# [Instructions for the task]
Present each line of the entries below that holds the word "JSON".

====== Data shown

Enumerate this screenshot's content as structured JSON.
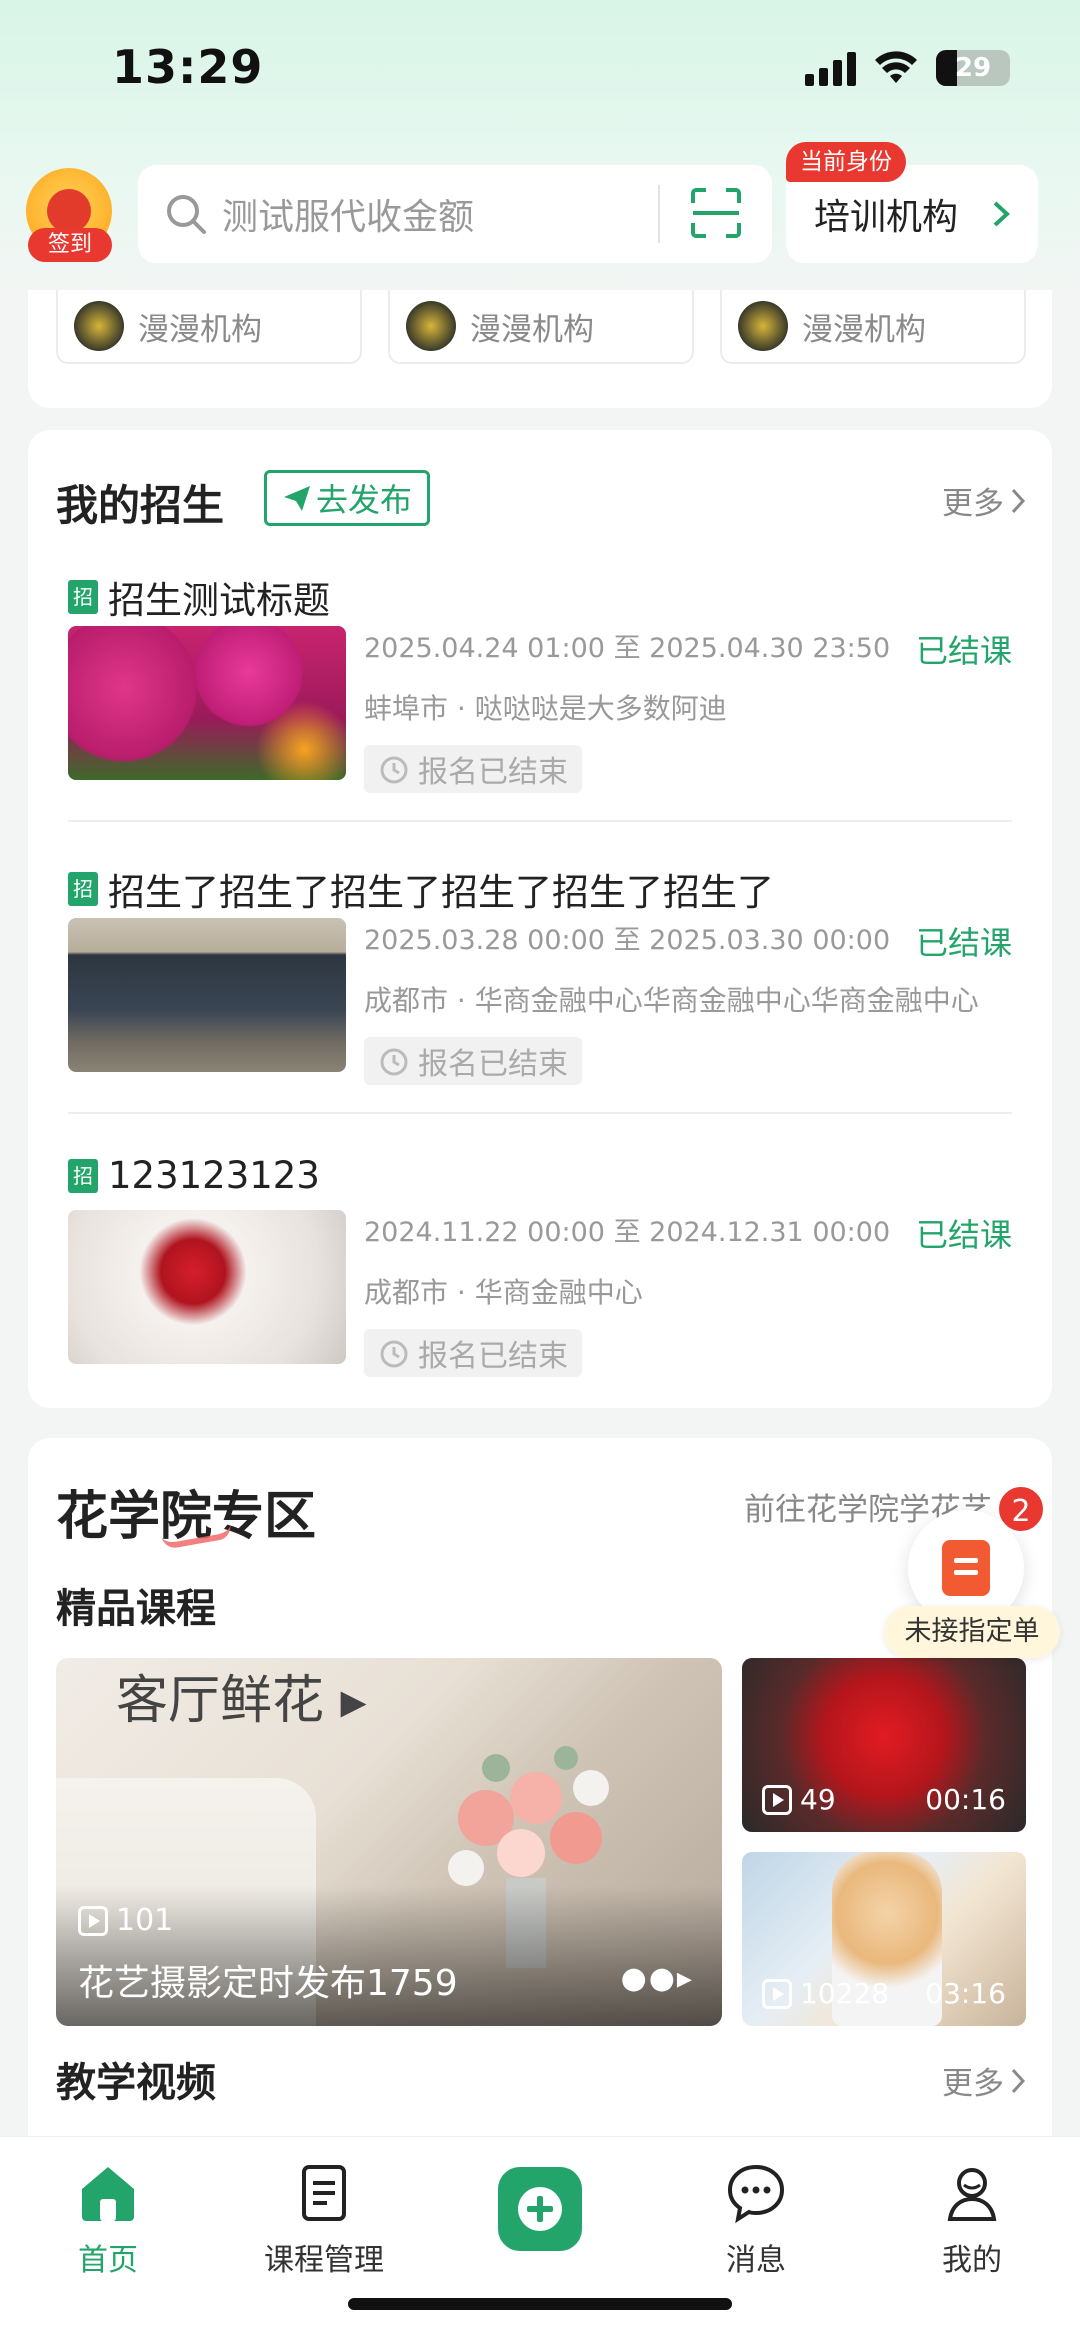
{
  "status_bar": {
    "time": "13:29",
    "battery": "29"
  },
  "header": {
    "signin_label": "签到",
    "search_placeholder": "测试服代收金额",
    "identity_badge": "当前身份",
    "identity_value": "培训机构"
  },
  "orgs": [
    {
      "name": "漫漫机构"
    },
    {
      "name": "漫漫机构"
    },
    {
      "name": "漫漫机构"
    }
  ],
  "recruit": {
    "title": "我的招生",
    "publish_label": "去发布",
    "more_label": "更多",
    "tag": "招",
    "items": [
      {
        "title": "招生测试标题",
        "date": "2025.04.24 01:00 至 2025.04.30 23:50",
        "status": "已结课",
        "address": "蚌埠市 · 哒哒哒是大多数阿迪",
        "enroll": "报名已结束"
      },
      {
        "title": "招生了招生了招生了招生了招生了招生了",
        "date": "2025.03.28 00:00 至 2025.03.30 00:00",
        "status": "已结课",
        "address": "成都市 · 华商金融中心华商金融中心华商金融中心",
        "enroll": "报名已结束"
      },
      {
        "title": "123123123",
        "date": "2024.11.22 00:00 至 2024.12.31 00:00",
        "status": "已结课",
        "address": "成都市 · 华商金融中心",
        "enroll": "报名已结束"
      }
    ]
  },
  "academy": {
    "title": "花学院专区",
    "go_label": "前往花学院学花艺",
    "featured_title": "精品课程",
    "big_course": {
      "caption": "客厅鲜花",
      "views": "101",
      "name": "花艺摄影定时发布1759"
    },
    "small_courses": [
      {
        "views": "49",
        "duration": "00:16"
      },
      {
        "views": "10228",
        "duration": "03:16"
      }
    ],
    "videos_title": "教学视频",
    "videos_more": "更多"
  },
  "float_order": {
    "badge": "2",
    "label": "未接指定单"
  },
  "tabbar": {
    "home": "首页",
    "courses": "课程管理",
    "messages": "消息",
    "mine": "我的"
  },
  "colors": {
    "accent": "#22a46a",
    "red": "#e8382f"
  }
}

============
====== Data shown

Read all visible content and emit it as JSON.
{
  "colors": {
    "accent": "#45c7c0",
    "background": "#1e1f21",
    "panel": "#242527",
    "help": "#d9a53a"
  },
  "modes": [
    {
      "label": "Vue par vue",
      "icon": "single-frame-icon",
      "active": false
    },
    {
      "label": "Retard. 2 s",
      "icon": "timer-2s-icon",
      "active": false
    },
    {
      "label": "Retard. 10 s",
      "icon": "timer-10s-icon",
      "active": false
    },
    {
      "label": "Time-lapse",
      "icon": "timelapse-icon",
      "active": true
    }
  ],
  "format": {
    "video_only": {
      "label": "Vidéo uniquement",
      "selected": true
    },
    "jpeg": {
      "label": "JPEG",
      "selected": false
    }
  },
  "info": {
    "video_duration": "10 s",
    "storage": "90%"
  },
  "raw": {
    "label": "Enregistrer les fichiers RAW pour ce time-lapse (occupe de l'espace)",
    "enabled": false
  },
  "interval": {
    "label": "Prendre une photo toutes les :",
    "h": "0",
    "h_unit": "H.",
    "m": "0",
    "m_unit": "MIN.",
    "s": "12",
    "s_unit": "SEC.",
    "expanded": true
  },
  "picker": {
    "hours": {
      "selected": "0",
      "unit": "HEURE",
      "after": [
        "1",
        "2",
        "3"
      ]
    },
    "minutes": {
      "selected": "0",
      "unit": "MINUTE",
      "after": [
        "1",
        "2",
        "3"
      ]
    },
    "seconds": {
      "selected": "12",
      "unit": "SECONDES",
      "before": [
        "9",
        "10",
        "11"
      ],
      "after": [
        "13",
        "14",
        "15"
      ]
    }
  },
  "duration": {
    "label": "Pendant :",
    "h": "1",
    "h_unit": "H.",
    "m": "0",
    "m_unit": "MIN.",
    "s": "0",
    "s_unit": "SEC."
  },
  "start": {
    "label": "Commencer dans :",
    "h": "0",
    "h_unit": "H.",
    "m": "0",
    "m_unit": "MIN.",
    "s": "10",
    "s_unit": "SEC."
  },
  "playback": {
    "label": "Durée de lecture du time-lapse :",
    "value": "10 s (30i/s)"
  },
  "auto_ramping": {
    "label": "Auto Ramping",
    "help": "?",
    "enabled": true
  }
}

============

# [Problem solution]
Enumerate this screenshot's content as structured JSON.
Read all visible content and emit it as JSON.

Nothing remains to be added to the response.